▶ Direction
Return the full material exactly.

Start Input records

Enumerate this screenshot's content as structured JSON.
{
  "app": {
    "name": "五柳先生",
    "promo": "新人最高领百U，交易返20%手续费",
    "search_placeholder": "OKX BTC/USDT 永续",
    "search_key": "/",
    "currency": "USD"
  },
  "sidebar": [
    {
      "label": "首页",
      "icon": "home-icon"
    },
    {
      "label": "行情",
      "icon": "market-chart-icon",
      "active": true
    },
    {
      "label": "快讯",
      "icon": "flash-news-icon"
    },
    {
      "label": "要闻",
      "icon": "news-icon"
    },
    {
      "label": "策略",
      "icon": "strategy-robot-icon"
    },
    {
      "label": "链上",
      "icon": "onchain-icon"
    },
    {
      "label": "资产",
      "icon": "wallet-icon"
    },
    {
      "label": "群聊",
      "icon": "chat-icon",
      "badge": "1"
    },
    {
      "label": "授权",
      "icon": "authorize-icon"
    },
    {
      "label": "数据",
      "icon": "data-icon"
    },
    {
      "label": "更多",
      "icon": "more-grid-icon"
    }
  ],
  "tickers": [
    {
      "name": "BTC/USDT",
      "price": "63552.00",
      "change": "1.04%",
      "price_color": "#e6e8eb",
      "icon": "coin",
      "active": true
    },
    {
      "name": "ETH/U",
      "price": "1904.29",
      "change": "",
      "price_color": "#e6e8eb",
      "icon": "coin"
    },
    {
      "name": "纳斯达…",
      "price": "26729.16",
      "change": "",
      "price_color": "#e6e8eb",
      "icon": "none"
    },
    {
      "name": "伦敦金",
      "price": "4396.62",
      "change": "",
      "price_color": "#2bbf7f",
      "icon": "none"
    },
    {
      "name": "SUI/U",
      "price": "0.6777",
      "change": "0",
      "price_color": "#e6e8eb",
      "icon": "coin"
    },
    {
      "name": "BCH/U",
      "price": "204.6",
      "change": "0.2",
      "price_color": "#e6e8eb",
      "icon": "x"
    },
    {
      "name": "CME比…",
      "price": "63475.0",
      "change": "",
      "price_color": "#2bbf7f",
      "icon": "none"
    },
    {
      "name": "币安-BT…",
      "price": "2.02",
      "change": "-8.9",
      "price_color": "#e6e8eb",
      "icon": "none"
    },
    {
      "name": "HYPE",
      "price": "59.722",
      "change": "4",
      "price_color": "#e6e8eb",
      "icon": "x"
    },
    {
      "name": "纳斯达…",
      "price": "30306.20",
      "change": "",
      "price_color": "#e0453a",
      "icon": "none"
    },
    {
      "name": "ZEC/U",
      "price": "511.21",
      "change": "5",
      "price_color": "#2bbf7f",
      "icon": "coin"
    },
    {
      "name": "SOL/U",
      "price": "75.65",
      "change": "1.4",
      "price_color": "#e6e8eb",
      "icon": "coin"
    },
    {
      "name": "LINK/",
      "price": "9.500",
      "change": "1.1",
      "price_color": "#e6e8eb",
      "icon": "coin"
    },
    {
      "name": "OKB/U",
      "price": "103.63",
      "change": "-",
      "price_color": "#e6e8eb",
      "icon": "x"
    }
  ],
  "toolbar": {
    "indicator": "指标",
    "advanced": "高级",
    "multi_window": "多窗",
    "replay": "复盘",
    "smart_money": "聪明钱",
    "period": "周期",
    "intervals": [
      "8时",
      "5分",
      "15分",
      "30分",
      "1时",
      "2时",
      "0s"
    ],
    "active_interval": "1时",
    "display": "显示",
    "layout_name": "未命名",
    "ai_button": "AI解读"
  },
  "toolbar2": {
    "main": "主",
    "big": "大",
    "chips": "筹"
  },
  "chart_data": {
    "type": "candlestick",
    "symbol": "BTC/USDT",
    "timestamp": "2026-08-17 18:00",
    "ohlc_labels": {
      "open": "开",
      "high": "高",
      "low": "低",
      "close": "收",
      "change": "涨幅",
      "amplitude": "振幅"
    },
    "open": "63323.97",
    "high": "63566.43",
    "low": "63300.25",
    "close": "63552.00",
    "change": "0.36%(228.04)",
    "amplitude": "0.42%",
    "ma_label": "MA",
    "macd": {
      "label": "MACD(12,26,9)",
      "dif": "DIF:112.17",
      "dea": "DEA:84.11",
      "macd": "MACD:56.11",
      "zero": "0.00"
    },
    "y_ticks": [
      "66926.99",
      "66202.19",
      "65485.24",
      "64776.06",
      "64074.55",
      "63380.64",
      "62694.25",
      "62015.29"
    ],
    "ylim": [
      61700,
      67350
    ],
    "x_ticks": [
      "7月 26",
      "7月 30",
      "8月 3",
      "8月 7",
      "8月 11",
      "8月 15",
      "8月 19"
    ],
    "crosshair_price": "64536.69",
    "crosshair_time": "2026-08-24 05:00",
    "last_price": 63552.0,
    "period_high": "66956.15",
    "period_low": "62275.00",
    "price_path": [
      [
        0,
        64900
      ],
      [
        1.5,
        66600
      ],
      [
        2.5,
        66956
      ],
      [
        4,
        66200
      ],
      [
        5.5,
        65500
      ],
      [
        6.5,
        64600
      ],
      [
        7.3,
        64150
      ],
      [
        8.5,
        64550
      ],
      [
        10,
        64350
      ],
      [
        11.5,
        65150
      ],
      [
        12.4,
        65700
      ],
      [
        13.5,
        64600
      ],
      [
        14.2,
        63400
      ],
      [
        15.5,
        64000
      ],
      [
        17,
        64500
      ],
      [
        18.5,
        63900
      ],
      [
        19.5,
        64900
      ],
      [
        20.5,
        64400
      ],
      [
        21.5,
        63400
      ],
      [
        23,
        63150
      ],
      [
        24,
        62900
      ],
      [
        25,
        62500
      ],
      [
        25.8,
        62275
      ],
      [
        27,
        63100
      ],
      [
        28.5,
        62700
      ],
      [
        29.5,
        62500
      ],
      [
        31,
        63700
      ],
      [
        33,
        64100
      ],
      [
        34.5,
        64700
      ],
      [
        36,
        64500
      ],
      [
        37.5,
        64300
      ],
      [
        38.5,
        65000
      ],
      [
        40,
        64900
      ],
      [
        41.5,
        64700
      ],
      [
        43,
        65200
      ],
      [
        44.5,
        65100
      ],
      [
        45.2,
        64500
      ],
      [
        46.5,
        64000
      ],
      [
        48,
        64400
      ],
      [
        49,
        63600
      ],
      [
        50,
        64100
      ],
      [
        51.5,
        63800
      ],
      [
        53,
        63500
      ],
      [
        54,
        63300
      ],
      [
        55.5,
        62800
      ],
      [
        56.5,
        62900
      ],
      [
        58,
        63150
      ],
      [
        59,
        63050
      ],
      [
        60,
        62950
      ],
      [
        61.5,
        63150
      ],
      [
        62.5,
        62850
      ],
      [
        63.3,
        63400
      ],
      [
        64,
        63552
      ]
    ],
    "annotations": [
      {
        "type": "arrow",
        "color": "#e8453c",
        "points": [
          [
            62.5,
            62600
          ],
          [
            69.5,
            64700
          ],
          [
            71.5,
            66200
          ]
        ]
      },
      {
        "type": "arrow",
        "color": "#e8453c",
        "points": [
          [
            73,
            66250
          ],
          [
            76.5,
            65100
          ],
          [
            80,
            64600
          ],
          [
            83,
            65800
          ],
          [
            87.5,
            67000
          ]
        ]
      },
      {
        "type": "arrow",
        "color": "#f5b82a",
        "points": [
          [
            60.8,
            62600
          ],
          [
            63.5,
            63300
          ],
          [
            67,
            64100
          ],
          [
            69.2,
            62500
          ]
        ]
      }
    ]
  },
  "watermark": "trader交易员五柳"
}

End Input records

▶ Task solution
Enumerate this screenshot's content as structured JSON.
{
  "app": {
    "name": "五柳先生",
    "promo": "新人最高领百U，交易返20%手续费",
    "search_placeholder": "OKX BTC/USDT 永续",
    "search_key": "/",
    "currency": "USD"
  },
  "sidebar": [
    {
      "label": "首页",
      "icon": "home-icon"
    },
    {
      "label": "行情",
      "icon": "market-chart-icon",
      "active": true
    },
    {
      "label": "快讯",
      "icon": "flash-news-icon"
    },
    {
      "label": "要闻",
      "icon": "news-icon"
    },
    {
      "label": "策略",
      "icon": "strategy-robot-icon"
    },
    {
      "label": "链上",
      "icon": "onchain-icon"
    },
    {
      "label": "资产",
      "icon": "wallet-icon"
    },
    {
      "label": "群聊",
      "icon": "chat-icon",
      "badge": "1"
    },
    {
      "label": "授权",
      "icon": "authorize-icon"
    },
    {
      "label": "数据",
      "icon": "data-icon"
    },
    {
      "label": "更多",
      "icon": "more-grid-icon"
    }
  ],
  "tickers": [
    {
      "name": "BTC/USDT",
      "price": "63552.00",
      "change": "1.04%",
      "price_color": "#e6e8eb",
      "icon": "coin",
      "active": true
    },
    {
      "name": "ETH/U",
      "price": "1904.29",
      "change": "",
      "price_color": "#e6e8eb",
      "icon": "coin"
    },
    {
      "name": "纳斯达…",
      "price": "26729.16",
      "change": "",
      "price_color": "#e6e8eb",
      "icon": "none"
    },
    {
      "name": "伦敦金",
      "price": "4396.62",
      "change": "",
      "price_color": "#2bbf7f",
      "icon": "none"
    },
    {
      "name": "SUI/U",
      "price": "0.6777",
      "change": "0",
      "price_color": "#e6e8eb",
      "icon": "coin"
    },
    {
      "name": "BCH/U",
      "price": "204.6",
      "change": "0.2",
      "price_color": "#e6e8eb",
      "icon": "x"
    },
    {
      "name": "CME比…",
      "price": "63475.0",
      "change": "",
      "price_color": "#2bbf7f",
      "icon": "none"
    },
    {
      "name": "币安-BT…",
      "price": "2.02",
      "change": "-8.9",
      "price_color": "#e6e8eb",
      "icon": "none"
    },
    {
      "name": "HYPE",
      "price": "59.722",
      "change": "4",
      "price_color": "#e6e8eb",
      "icon": "x"
    },
    {
      "name": "纳斯达…",
      "price": "30306.20",
      "change": "",
      "price_color": "#e0453a",
      "icon": "none"
    },
    {
      "name": "ZEC/U",
      "price": "511.21",
      "change": "5",
      "price_color": "#2bbf7f",
      "icon": "coin"
    },
    {
      "name": "SOL/U",
      "price": "75.65",
      "change": "1.4",
      "price_color": "#e6e8eb",
      "icon": "coin"
    },
    {
      "name": "LINK/",
      "price": "9.500",
      "change": "1.1",
      "price_color": "#e6e8eb",
      "icon": "coin"
    },
    {
      "name": "OKB/U",
      "price": "103.63",
      "change": "-",
      "price_color": "#e6e8eb",
      "icon": "x"
    }
  ],
  "toolbar": {
    "indicator": "指标",
    "advanced": "高级",
    "multi_window": "多窗",
    "replay": "复盘",
    "smart_money": "聪明钱",
    "period": "周期",
    "intervals": [
      "8时",
      "5分",
      "15分",
      "30分",
      "1时",
      "2时",
      "0s"
    ],
    "active_interval": "1时",
    "display": "显示",
    "layout_name": "未命名",
    "ai_button": "AI解读"
  },
  "toolbar2": {
    "main": "主",
    "big": "大",
    "chips": "筹"
  },
  "chart_data": {
    "type": "candlestick",
    "symbol": "BTC/USDT",
    "timestamp": "2026-08-17 18:00",
    "ohlc_labels": {
      "open": "开",
      "high": "高",
      "low": "低",
      "close": "收",
      "change": "涨幅",
      "amplitude": "振幅"
    },
    "open": "63323.97",
    "high": "63566.43",
    "low": "63300.25",
    "close": "63552.00",
    "change": "0.36%(228.04)",
    "amplitude": "0.42%",
    "ma_label": "MA",
    "macd": {
      "label": "MACD(12,26,9)",
      "dif": "DIF:112.17",
      "dea": "DEA:84.11",
      "macd": "MACD:56.11",
      "zero": "0.00"
    },
    "y_ticks": [
      "66926.99",
      "66202.19",
      "65485.24",
      "64776.06",
      "64074.55",
      "63380.64",
      "62694.25",
      "62015.29"
    ],
    "ylim": [
      61700,
      67350
    ],
    "x_ticks": [
      "7月 26",
      "7月 30",
      "8月 3",
      "8月 7",
      "8月 11",
      "8月 15",
      "8月 19"
    ],
    "crosshair_price": "64536.69",
    "crosshair_time": "2026-08-24 05:00",
    "last_price": 63552.0,
    "period_high": "66956.15",
    "period_low": "62275.00",
    "price_path": [
      [
        0,
        64900
      ],
      [
        1.5,
        66600
      ],
      [
        2.5,
        66956
      ],
      [
        4,
        66200
      ],
      [
        5.5,
        65500
      ],
      [
        6.5,
        64600
      ],
      [
        7.3,
        64150
      ],
      [
        8.5,
        64550
      ],
      [
        10,
        64350
      ],
      [
        11.5,
        65150
      ],
      [
        12.4,
        65700
      ],
      [
        13.5,
        64600
      ],
      [
        14.2,
        63400
      ],
      [
        15.5,
        64000
      ],
      [
        17,
        64500
      ],
      [
        18.5,
        63900
      ],
      [
        19.5,
        64900
      ],
      [
        20.5,
        64400
      ],
      [
        21.5,
        63400
      ],
      [
        23,
        63150
      ],
      [
        24,
        62900
      ],
      [
        25,
        62500
      ],
      [
        25.8,
        62275
      ],
      [
        27,
        63100
      ],
      [
        28.5,
        62700
      ],
      [
        29.5,
        62500
      ],
      [
        31,
        63700
      ],
      [
        33,
        64100
      ],
      [
        34.5,
        64700
      ],
      [
        36,
        64500
      ],
      [
        37.5,
        64300
      ],
      [
        38.5,
        65000
      ],
      [
        40,
        64900
      ],
      [
        41.5,
        64700
      ],
      [
        43,
        65200
      ],
      [
        44.5,
        65100
      ],
      [
        45.2,
        64500
      ],
      [
        46.5,
        64000
      ],
      [
        48,
        64400
      ],
      [
        49,
        63600
      ],
      [
        50,
        64100
      ],
      [
        51.5,
        63800
      ],
      [
        53,
        63500
      ],
      [
        54,
        63300
      ],
      [
        55.5,
        62800
      ],
      [
        56.5,
        62900
      ],
      [
        58,
        63150
      ],
      [
        59,
        63050
      ],
      [
        60,
        62950
      ],
      [
        61.5,
        63150
      ],
      [
        62.5,
        62850
      ],
      [
        63.3,
        63400
      ],
      [
        64,
        63552
      ]
    ],
    "annotations": [
      {
        "type": "arrow",
        "color": "#e8453c",
        "points": [
          [
            62.5,
            62600
          ],
          [
            69.5,
            64700
          ],
          [
            71.5,
            66200
          ]
        ]
      },
      {
        "type": "arrow",
        "color": "#e8453c",
        "points": [
          [
            73,
            66250
          ],
          [
            76.5,
            65100
          ],
          [
            80,
            64600
          ],
          [
            83,
            65800
          ],
          [
            87.5,
            67000
          ]
        ]
      },
      {
        "type": "arrow",
        "color": "#f5b82a",
        "points": [
          [
            60.8,
            62600
          ],
          [
            63.5,
            63300
          ],
          [
            67,
            64100
          ],
          [
            69.2,
            62500
          ]
        ]
      }
    ]
  },
  "watermark": "trader交易员五柳"
}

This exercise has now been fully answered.